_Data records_
^^^^^^^^

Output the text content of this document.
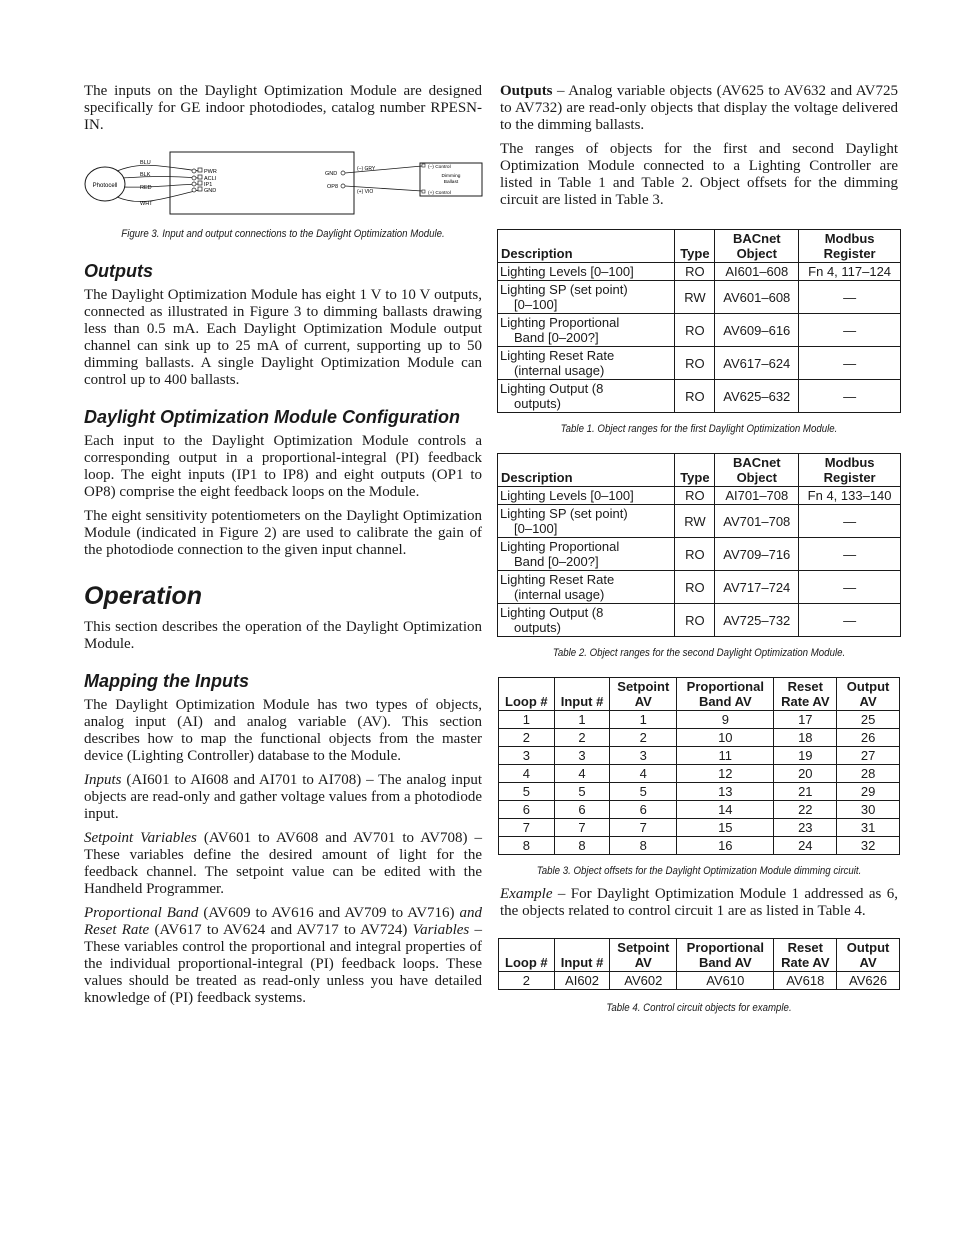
The inputs on the Daylight Optimization Module are designed specifically for GE indoor photodiodes, catalog number RPESN-IN.

Photocell
BLU
BLK
RED
WHT
PWR
ACLI
IP1
GND
GND
OP8
(–) GRY
(+) VIO
(–) Control
Dimming
Ballast
(+) Control
Figure 3. Input and output connections to the Daylight Optimization Module.
Outputs

The Daylight Optimization Module has eight 1 V to 10 V outputs, connected as illustrated in Figure 3 to dimming ballasts drawing less than 0.5 mA. Each Daylight Optimization Module output channel can sink up to 25 mA of current, supporting up to 50 dimming ballasts. A single Daylight Optimization Module can control up to 400 ballasts.

Daylight Optimization Module Configuration

Each input to the Daylight Optimization Module controls a corresponding output in a proportional-integral (PI) feedback loop. The eight inputs (IP1 to IP8) and eight outputs (OP1 to OP8) comprise the eight feedback loops on the Module.

The eight sensitivity potentiometers on the Daylight Optimization Module (indicated in Figure 2) are used to calibrate the gain of the photodiode connection to the given input channel.

Operation

This section describes the operation of the Daylight Optimization Module.

Mapping the Inputs

The Daylight Optimization Module has two types of objects, analog input (AI) and analog variable (AV). This section describes how to map the functional objects from the master device (Lighting Controller) database to the Module.

Inputs (AI601 to AI608 and AI701 to AI708) – The analog input objects are read-only and gather voltage values from a photodiode input.

Setpoint Variables (AV601 to AV608 and AV701 to AV708) – These variables define the desired amount of light for the feedback channel. The setpoint value can be edited with the Handheld Programmer.

Proportional Band (AV609 to AV616 and AV709 to AV716) and Reset Rate (AV617 to AV624 and AV717 to AV724) Variables – These variables control the proportional and integral properties of the individual proportional-integral (PI) feedback loops. These values should be treated as read-only unless you have detailed knowledge of (PI) feedback systems.

Outputs – Analog variable objects (AV625 to AV632 and AV725 to AV732) are read-only objects that display the voltage delivered to the dimming ballasts.

The ranges of objects for the first and second Daylight Optimization Module connected to a Lighting Controller are listed in Table 1 and Table 2. Object offsets for the dimming circuit are listed in Table 3.

Description	Type	BACnet Object	Modbus Register

Lighting Levels [0–100]	RO	AI601–608	Fn 4, 117–124

Lighting SP (set point)
[0–100]	RW	AV601–608	—

Lighting Proportional
Band [0–200?]	RO	AV609–616	—

Lighting Reset Rate
(internal usage)	RO	AV617–624	—

Lighting Output (8
outputs)	RO	AV625–632	—
Table 1. Object ranges for the first Daylight Optimization Module.
Description	Type	BACnet Object	Modbus Register

Lighting Levels [0–100]	RO	AI701–708	Fn 4, 133–140

Lighting SP (set point)
[0–100]	RW	AV701–708	—

Lighting Proportional
Band [0–200?]	RO	AV709–716	—

Lighting Reset Rate
(internal usage)	RO	AV717–724	—

Lighting Output (8
outputs)	RO	AV725–732	—
Table 2. Object ranges for the second Daylight Optimization Module.
Loop #	Input #	Setpoint AV	Proportional Band AV	Reset Rate AV	Output AV
1	1	1	9	17	25
2	2	2	10	18	26
3	3	3	11	19	27
4	4	4	12	20	28
5	5	5	13	21	29
6	6	6	14	22	30
7	7	7	15	23	31
8	8	8	16	24	32
Table 3. Object offsets for the Daylight Optimization Module dimming circuit.

Example – For Daylight Optimization Module 1 addressed as 6, the objects related to control circuit 1 are as listed in Table 4.

Loop #	Input #	Setpoint AV	Proportional Band AV	Reset Rate AV	Output AV
2	AI602	AV602	AV610	AV618	AV626
Table 4. Control circuit objects for example.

^^^^^^^^

_EXERCISE_
Every line of the data above should be quoted exactly. Omit the pictures.

_OUTPUT FOR THIS EXERCISE_
Output the text content of this document.
The inputs on the Daylight Optimization Module are designed specifically for GE indoor photodiodes, catalog number RPESN-IN.

Photocell
BLU
BLK
RED
WHT
PWR
ACLI
IP1
GND
GND
OP8
(–) GRY
(+) VIO
(–) Control
Dimming
Ballast
(+) Control
Figure 3. Input and output connections to the Daylight Optimization Module.
Outputs

The Daylight Optimization Module has eight 1 V to 10 V outputs, connected as illustrated in Figure 3 to dimming ballasts drawing less than 0.5 mA. Each Daylight Optimization Module output channel can sink up to 25 mA of current, supporting up to 50 dimming ballasts. A single Daylight Optimization Module can control up to 400 ballasts.

Daylight Optimization Module Configuration

Each input to the Daylight Optimization Module controls a corresponding output in a proportional-integral (PI) feedback loop. The eight inputs (IP1 to IP8) and eight outputs (OP1 to OP8) comprise the eight feedback loops on the Module.

The eight sensitivity potentiometers on the Daylight Optimization Module (indicated in Figure 2) are used to calibrate the gain of the photodiode connection to the given input channel.

Operation

This section describes the operation of the Daylight Optimization Module.

Mapping the Inputs

The Daylight Optimization Module has two types of objects, analog input (AI) and analog variable (AV). This section describes how to map the functional objects from the master device (Lighting Controller) database to the Module.

Inputs (AI601 to AI608 and AI701 to AI708) – The analog input objects are read-only and gather voltage values from a photodiode input.

Setpoint Variables (AV601 to AV608 and AV701 to AV708) – These variables define the desired amount of light for the feedback channel. The setpoint value can be edited with the Handheld Programmer.

Proportional Band (AV609 to AV616 and AV709 to AV716) and Reset Rate (AV617 to AV624 and AV717 to AV724) Variables – These variables control the proportional and integral properties of the individual proportional-integral (PI) feedback loops. These values should be treated as read-only unless you have detailed knowledge of (PI) feedback systems.

Outputs – Analog variable objects (AV625 to AV632 and AV725 to AV732) are read-only objects that display the voltage delivered to the dimming ballasts.

The ranges of objects for the first and second Daylight Optimization Module connected to a Lighting Controller are listed in Table 1 and Table 2. Object offsets for the dimming circuit are listed in Table 3.

Description	Type	BACnet Object	Modbus Register

Lighting Levels [0–100]	RO	AI601–608	Fn 4, 117–124

Lighting SP (set point)
[0–100]	RW	AV601–608	—

Lighting Proportional
Band [0–200?]	RO	AV609–616	—

Lighting Reset Rate
(internal usage)	RO	AV617–624	—

Lighting Output (8
outputs)	RO	AV625–632	—
Table 1. Object ranges for the first Daylight Optimization Module.
Description	Type	BACnet Object	Modbus Register

Lighting Levels [0–100]	RO	AI701–708	Fn 4, 133–140

Lighting SP (set point)
[0–100]	RW	AV701–708	—

Lighting Proportional
Band [0–200?]	RO	AV709–716	—

Lighting Reset Rate
(internal usage)	RO	AV717–724	—

Lighting Output (8
outputs)	RO	AV725–732	—
Table 2. Object ranges for the second Daylight Optimization Module.
Loop #	Input #	Setpoint AV	Proportional Band AV	Reset Rate AV	Output AV
1	1	1	9	17	25
2	2	2	10	18	26
3	3	3	11	19	27
4	4	4	12	20	28
5	5	5	13	21	29
6	6	6	14	22	30
7	7	7	15	23	31
8	8	8	16	24	32
Table 3. Object offsets for the Daylight Optimization Module dimming circuit.

Example – For Daylight Optimization Module 1 addressed as 6, the objects related to control circuit 1 are as listed in Table 4.

Loop #	Input #	Setpoint AV	Proportional Band AV	Reset Rate AV	Output AV
2	AI602	AV602	AV610	AV618	AV626
Table 4. Control circuit objects for example.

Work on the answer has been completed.